[Stored entries]
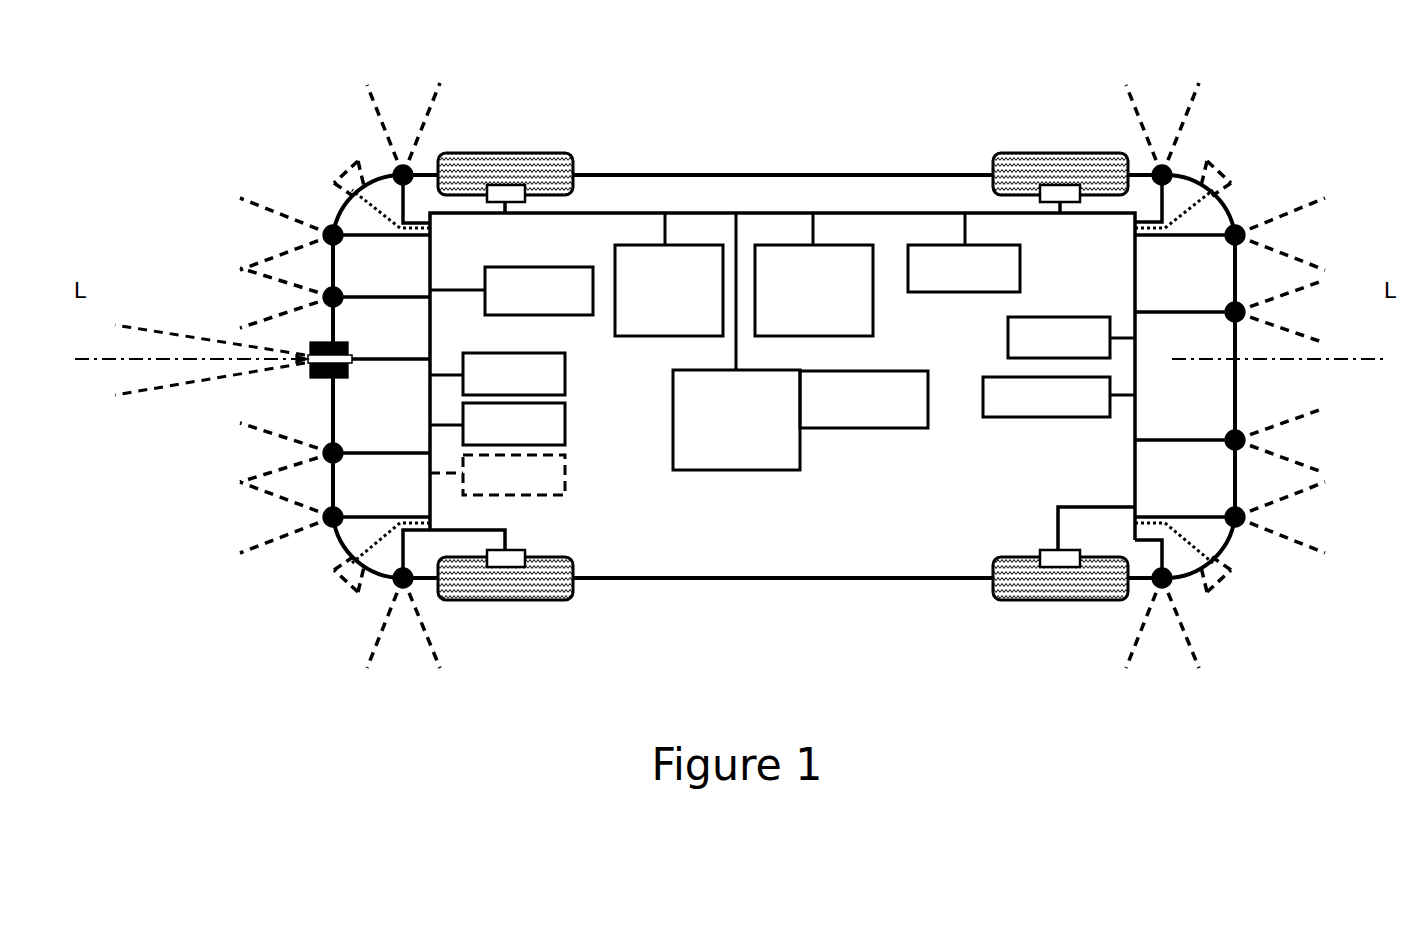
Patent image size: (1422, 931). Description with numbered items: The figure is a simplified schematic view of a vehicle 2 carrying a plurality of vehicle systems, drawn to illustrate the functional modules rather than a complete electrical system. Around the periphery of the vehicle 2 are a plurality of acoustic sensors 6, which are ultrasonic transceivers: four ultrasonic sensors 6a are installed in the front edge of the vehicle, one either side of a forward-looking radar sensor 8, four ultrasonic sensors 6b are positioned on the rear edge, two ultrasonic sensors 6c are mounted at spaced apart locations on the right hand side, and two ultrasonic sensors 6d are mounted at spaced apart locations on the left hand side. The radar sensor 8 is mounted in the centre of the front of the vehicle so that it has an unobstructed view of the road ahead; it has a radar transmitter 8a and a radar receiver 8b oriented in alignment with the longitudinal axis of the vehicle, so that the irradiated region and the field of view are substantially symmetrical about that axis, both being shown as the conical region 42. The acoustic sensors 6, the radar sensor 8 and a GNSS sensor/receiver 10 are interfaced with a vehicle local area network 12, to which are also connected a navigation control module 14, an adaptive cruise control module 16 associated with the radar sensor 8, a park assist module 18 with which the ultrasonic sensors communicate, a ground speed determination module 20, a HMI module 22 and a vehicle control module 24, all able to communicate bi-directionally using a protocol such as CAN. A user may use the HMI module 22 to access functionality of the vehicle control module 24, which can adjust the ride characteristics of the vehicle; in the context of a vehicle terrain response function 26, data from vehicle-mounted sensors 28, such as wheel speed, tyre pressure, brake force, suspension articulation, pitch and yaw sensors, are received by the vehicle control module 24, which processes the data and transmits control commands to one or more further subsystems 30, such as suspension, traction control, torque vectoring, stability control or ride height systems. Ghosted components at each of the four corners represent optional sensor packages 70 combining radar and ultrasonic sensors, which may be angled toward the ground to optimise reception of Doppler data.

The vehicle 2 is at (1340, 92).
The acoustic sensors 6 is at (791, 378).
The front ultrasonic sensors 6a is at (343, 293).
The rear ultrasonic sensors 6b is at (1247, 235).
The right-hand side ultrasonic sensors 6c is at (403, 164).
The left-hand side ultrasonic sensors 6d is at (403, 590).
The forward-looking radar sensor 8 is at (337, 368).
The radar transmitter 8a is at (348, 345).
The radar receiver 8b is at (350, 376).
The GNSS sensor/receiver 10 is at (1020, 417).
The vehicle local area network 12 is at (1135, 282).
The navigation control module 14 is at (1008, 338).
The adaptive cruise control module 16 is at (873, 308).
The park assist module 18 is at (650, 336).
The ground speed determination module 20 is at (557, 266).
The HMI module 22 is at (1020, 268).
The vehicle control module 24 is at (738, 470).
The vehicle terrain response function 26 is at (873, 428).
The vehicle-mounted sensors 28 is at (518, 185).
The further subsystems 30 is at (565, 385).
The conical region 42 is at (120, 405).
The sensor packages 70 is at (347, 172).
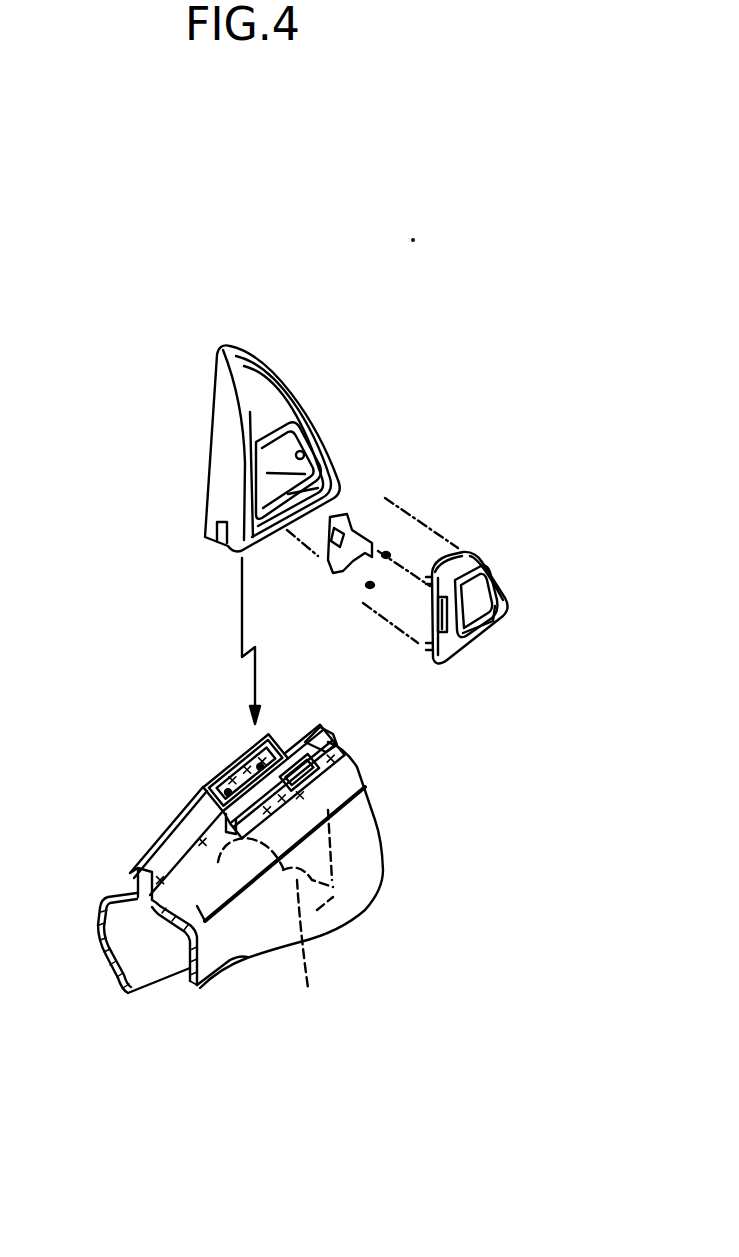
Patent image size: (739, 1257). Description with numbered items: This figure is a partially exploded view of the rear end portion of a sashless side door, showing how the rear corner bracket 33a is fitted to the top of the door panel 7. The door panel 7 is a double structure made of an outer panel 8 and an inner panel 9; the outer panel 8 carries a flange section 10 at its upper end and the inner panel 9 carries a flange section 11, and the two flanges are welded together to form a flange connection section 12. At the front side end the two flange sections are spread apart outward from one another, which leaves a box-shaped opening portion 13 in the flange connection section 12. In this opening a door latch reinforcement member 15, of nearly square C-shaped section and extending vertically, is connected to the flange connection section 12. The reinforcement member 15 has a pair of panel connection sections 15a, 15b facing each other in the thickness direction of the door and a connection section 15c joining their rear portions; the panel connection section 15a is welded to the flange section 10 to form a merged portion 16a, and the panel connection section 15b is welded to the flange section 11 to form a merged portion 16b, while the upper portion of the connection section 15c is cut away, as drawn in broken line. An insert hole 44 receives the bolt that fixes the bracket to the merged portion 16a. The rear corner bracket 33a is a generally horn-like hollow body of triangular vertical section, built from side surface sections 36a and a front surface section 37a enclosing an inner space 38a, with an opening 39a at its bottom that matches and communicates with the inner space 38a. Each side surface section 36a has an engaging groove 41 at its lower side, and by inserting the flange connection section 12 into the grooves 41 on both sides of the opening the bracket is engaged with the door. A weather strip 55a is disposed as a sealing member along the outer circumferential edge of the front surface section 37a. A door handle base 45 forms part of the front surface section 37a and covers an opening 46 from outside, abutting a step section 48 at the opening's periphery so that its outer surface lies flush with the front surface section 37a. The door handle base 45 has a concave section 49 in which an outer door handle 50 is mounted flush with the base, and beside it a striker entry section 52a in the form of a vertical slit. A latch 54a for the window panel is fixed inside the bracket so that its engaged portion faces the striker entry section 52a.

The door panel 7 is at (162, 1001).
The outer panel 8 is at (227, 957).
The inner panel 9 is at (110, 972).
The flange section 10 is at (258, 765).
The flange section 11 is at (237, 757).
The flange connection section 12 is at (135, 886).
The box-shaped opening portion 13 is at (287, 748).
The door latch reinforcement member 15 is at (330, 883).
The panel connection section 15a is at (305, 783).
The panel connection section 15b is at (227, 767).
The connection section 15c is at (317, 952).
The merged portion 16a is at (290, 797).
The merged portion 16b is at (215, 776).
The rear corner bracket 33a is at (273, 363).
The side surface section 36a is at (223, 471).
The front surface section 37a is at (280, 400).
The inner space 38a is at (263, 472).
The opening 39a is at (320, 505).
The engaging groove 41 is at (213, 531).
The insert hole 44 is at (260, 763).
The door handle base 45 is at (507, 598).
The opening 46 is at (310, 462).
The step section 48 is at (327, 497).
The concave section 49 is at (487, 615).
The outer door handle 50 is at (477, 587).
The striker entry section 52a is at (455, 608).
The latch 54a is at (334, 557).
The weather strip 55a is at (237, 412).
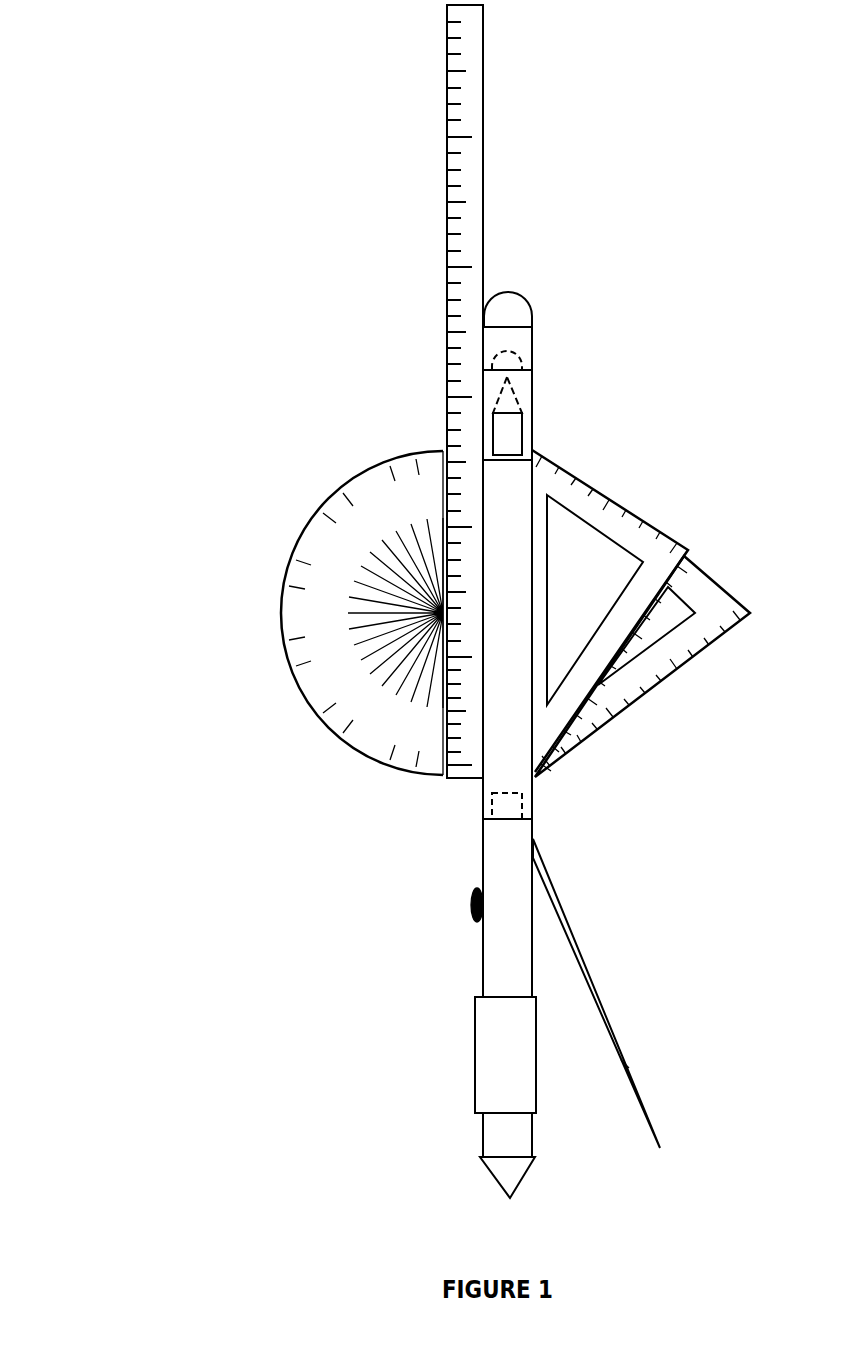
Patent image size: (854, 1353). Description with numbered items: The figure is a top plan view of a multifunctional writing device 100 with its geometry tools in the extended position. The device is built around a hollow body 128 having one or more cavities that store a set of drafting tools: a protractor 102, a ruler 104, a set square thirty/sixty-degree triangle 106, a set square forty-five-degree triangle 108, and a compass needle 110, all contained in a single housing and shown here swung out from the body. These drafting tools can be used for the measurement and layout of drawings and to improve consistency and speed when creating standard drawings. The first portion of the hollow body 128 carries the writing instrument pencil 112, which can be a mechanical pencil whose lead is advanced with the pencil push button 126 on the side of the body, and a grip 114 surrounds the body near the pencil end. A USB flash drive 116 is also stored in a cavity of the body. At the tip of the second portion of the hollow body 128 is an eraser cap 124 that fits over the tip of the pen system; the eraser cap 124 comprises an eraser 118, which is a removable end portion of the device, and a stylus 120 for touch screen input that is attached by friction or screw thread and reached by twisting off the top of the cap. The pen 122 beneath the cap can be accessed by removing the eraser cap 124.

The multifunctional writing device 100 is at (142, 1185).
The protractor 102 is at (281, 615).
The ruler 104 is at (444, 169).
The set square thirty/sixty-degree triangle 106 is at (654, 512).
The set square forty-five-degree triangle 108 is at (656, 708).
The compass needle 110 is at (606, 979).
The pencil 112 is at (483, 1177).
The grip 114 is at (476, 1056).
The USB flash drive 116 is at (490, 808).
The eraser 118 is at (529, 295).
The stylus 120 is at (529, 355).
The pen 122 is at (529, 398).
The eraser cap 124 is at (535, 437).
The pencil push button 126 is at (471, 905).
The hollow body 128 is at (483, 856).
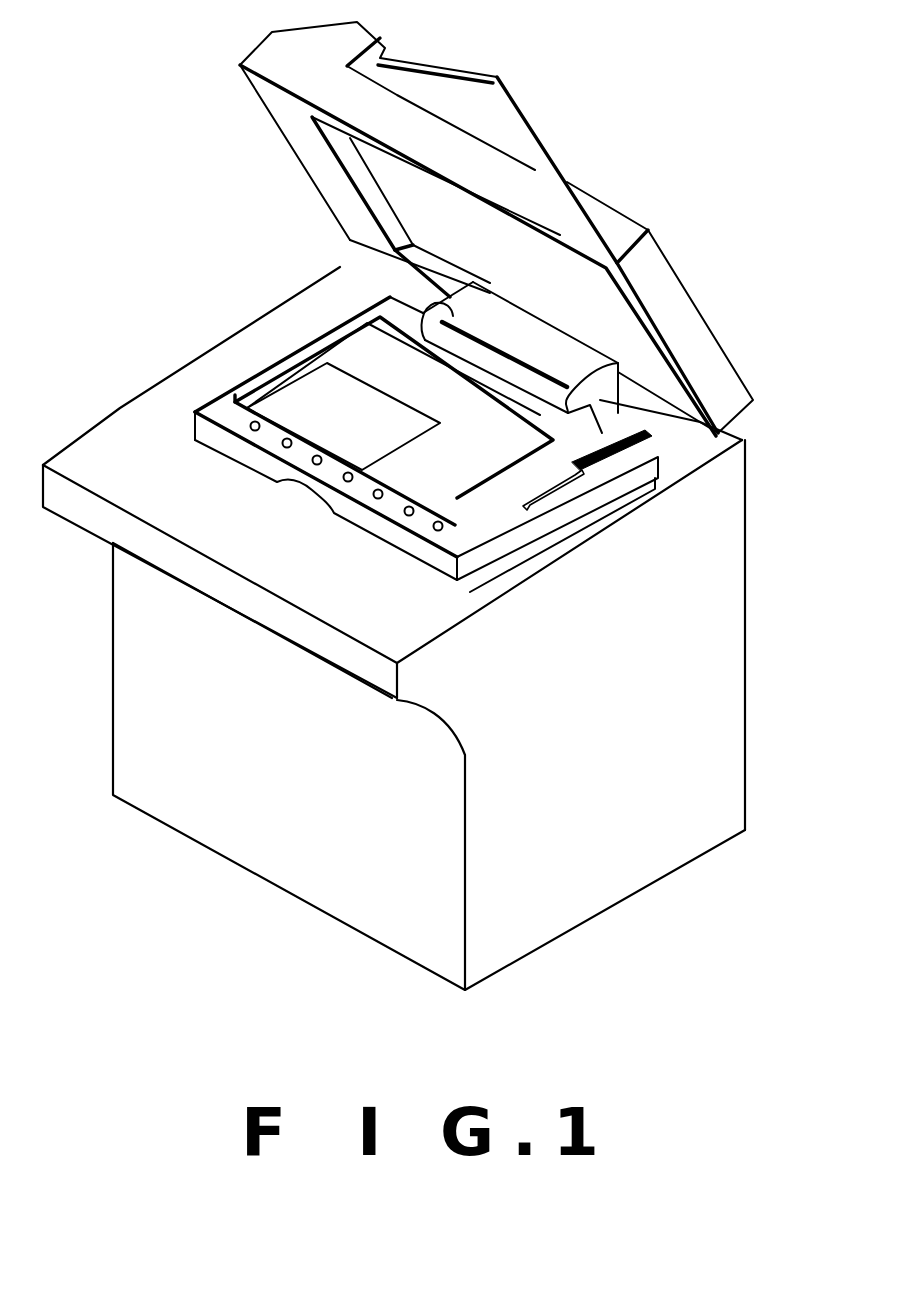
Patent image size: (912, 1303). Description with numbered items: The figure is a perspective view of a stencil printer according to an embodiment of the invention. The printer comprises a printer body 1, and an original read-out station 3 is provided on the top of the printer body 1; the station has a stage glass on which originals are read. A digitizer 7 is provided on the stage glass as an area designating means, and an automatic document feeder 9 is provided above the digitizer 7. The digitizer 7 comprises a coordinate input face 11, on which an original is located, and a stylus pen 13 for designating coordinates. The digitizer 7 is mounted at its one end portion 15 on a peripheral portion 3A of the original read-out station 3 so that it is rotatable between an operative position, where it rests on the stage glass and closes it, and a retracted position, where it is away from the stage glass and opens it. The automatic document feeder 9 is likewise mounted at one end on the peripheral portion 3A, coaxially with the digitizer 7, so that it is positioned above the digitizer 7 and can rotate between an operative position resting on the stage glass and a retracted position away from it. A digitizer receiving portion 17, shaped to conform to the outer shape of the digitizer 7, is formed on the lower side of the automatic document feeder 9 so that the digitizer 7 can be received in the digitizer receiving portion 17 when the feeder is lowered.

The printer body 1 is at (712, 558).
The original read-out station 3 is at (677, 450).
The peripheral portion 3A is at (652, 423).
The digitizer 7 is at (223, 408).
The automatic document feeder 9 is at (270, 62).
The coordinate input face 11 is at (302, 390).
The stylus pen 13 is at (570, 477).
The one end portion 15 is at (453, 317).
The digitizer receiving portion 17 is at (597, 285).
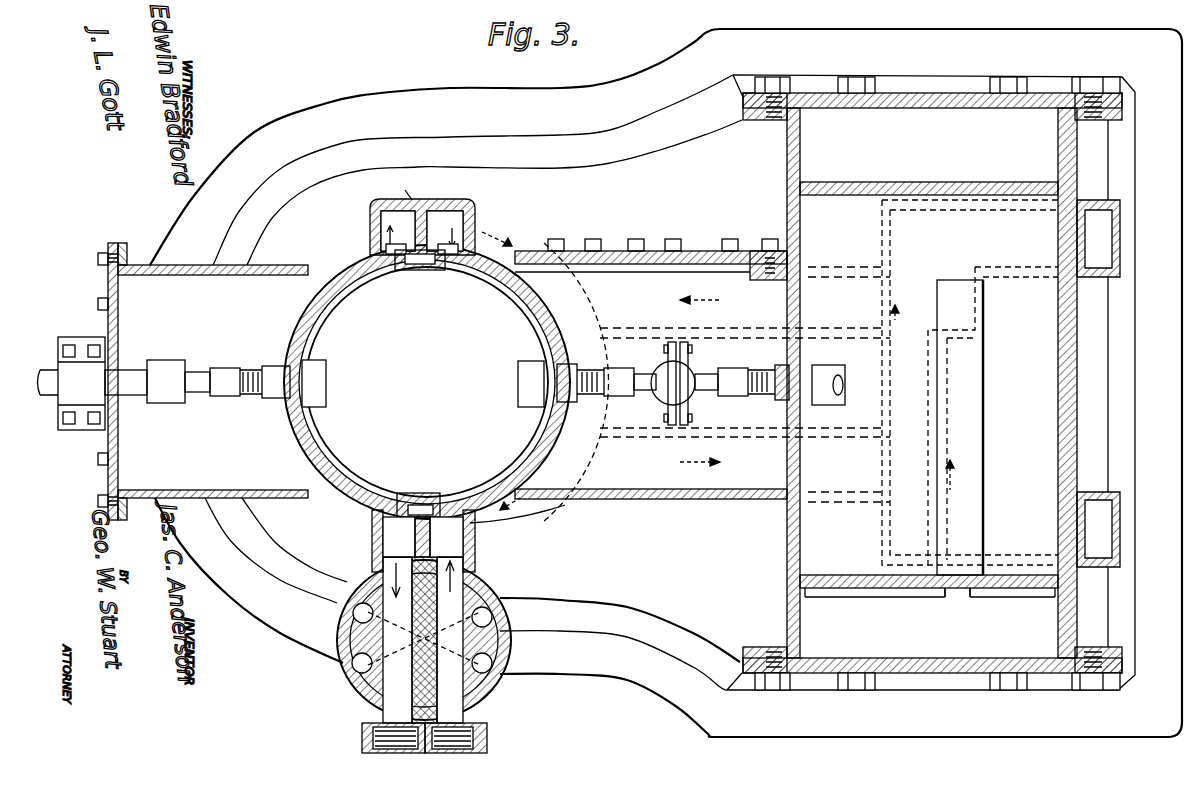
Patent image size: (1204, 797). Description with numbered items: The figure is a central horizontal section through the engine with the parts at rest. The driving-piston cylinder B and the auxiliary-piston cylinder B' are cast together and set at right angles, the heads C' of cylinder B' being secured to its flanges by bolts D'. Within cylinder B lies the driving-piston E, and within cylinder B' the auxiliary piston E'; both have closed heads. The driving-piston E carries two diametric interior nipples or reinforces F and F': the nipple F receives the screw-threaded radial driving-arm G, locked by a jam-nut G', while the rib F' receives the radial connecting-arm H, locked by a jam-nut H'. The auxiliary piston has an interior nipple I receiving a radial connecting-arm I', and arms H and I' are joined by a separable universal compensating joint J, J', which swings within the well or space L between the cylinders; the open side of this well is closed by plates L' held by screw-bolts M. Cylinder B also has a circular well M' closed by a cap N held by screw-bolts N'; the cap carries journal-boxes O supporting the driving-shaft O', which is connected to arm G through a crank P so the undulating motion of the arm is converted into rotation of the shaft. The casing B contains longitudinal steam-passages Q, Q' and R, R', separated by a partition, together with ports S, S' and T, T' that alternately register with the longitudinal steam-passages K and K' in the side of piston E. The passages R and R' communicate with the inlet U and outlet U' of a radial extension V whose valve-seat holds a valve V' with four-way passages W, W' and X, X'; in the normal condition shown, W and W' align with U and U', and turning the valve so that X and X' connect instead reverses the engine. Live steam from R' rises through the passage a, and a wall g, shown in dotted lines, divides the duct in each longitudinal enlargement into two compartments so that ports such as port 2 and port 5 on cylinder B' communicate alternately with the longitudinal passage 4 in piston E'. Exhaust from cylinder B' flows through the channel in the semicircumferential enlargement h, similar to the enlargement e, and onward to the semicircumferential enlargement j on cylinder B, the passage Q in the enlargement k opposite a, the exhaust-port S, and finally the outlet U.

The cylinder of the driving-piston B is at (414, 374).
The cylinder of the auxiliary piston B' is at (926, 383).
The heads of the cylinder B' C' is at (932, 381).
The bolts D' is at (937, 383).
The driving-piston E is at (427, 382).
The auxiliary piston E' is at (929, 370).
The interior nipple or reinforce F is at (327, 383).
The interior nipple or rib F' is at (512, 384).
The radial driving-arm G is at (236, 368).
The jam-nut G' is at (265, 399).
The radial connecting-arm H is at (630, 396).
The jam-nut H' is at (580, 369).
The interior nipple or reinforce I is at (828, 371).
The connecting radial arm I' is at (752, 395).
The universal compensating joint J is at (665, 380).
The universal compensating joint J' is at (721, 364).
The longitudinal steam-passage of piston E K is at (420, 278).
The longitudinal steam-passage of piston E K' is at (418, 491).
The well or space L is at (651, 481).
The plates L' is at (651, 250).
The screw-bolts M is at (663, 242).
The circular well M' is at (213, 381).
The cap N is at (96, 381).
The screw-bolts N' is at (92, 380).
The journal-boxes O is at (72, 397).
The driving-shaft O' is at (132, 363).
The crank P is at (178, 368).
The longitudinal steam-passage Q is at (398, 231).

# [What to do]
Please reproduce the lines, starting at the line that contains "Patent image size: (854, 1353)." and ending after the line that contains "The ruler 104 is at (444, 169).".

# [Answer to this problem]
Patent image size: (854, 1353). Description with numbered items: The figure is a top plan view of a multifunctional writing device 100 with its geometry tools in the extended position. The device is built around a hollow body 128 having one or more cavities that store a set of drafting tools: a protractor 102, a ruler 104, a set square thirty/sixty-degree triangle 106, a set square forty-five-degree triangle 108, and a compass needle 110, all contained in a single housing and shown here swung out from the body. These drafting tools can be used for the measurement and layout of drawings and to improve consistency and speed when creating standard drawings. The first portion of the hollow body 128 carries the writing instrument pencil 112, which can be a mechanical pencil whose lead is advanced with the pencil push button 126 on the side of the body, and a grip 114 surrounds the body near the pencil end. A USB flash drive 116 is also stored in a cavity of the body. At the tip of the second portion of the hollow body 128 is an eraser cap 124 that fits over the tip of the pen system; the eraser cap 124 comprises an eraser 118, which is a removable end portion of the device, and a stylus 120 for touch screen input that is attached by friction or screw thread and reached by twisting off the top of the cap. The pen 122 beneath the cap can be accessed by removing the eraser cap 124.

The multifunctional writing device 100 is at (142, 1185).
The protractor 102 is at (281, 615).
The ruler 104 is at (444, 169).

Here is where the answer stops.